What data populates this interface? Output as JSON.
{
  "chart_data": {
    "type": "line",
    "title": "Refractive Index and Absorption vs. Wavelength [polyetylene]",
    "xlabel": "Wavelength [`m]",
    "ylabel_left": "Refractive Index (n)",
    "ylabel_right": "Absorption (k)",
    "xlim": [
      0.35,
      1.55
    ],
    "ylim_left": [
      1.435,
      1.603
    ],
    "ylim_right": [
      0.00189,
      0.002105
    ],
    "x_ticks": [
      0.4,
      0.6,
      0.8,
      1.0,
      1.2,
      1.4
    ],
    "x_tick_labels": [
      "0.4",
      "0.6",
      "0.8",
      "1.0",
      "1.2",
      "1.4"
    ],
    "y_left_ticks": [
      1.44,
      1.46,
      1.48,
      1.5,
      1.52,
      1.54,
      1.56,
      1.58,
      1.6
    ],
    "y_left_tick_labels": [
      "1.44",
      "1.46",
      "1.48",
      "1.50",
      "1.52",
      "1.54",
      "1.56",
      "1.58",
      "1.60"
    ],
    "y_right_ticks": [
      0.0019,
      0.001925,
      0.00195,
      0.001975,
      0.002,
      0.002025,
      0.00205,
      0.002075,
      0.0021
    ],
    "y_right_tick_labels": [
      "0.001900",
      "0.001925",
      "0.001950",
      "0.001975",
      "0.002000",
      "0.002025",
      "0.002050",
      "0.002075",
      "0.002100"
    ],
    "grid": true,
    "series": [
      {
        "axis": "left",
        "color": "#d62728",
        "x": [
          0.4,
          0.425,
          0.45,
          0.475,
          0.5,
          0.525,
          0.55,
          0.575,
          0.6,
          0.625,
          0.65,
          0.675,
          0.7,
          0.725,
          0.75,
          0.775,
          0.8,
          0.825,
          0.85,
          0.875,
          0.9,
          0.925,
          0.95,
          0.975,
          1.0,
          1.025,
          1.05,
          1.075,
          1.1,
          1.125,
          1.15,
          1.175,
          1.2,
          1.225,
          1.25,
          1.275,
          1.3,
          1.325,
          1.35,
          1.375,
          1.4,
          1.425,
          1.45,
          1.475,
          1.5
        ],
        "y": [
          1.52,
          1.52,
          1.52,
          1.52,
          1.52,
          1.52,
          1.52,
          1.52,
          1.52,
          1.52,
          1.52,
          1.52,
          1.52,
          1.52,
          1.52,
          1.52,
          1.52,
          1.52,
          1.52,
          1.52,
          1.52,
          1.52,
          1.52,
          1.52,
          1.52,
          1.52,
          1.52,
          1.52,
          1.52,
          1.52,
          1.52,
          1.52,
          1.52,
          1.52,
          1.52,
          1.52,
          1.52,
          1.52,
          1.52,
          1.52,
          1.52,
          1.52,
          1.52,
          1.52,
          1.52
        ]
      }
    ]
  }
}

Your instructions
Output the records exactly, including every line.

Result
What data populates this interface? Output as JSON.
{
  "chart_data": {
    "type": "line",
    "title": "Refractive Index and Absorption vs. Wavelength [polyetylene]",
    "xlabel": "Wavelength [`m]",
    "ylabel_left": "Refractive Index (n)",
    "ylabel_right": "Absorption (k)",
    "xlim": [
      0.35,
      1.55
    ],
    "ylim_left": [
      1.435,
      1.603
    ],
    "ylim_right": [
      0.00189,
      0.002105
    ],
    "x_ticks": [
      0.4,
      0.6,
      0.8,
      1.0,
      1.2,
      1.4
    ],
    "x_tick_labels": [
      "0.4",
      "0.6",
      "0.8",
      "1.0",
      "1.2",
      "1.4"
    ],
    "y_left_ticks": [
      1.44,
      1.46,
      1.48,
      1.5,
      1.52,
      1.54,
      1.56,
      1.58,
      1.6
    ],
    "y_left_tick_labels": [
      "1.44",
      "1.46",
      "1.48",
      "1.50",
      "1.52",
      "1.54",
      "1.56",
      "1.58",
      "1.60"
    ],
    "y_right_ticks": [
      0.0019,
      0.001925,
      0.00195,
      0.001975,
      0.002,
      0.002025,
      0.00205,
      0.002075,
      0.0021
    ],
    "y_right_tick_labels": [
      "0.001900",
      "0.001925",
      "0.001950",
      "0.001975",
      "0.002000",
      "0.002025",
      "0.002050",
      "0.002075",
      "0.002100"
    ],
    "grid": true,
    "series": [
      {
        "axis": "left",
        "color": "#d62728",
        "x": [
          0.4,
          0.425,
          0.45,
          0.475,
          0.5,
          0.525,
          0.55,
          0.575,
          0.6,
          0.625,
          0.65,
          0.675,
          0.7,
          0.725,
          0.75,
          0.775,
          0.8,
          0.825,
          0.85,
          0.875,
          0.9,
          0.925,
          0.95,
          0.975,
          1.0,
          1.025,
          1.05,
          1.075,
          1.1,
          1.125,
          1.15,
          1.175,
          1.2,
          1.225,
          1.25,
          1.275,
          1.3,
          1.325,
          1.35,
          1.375,
          1.4,
          1.425,
          1.45,
          1.475,
          1.5
        ],
        "y": [
          1.52,
          1.52,
          1.52,
          1.52,
          1.52,
          1.52,
          1.52,
          1.52,
          1.52,
          1.52,
          1.52,
          1.52,
          1.52,
          1.52,
          1.52,
          1.52,
          1.52,
          1.52,
          1.52,
          1.52,
          1.52,
          1.52,
          1.52,
          1.52,
          1.52,
          1.52,
          1.52,
          1.52,
          1.52,
          1.52,
          1.52,
          1.52,
          1.52,
          1.52,
          1.52,
          1.52,
          1.52,
          1.52,
          1.52,
          1.52,
          1.52,
          1.52,
          1.52,
          1.52,
          1.52
        ]
      }
    ]
  }
}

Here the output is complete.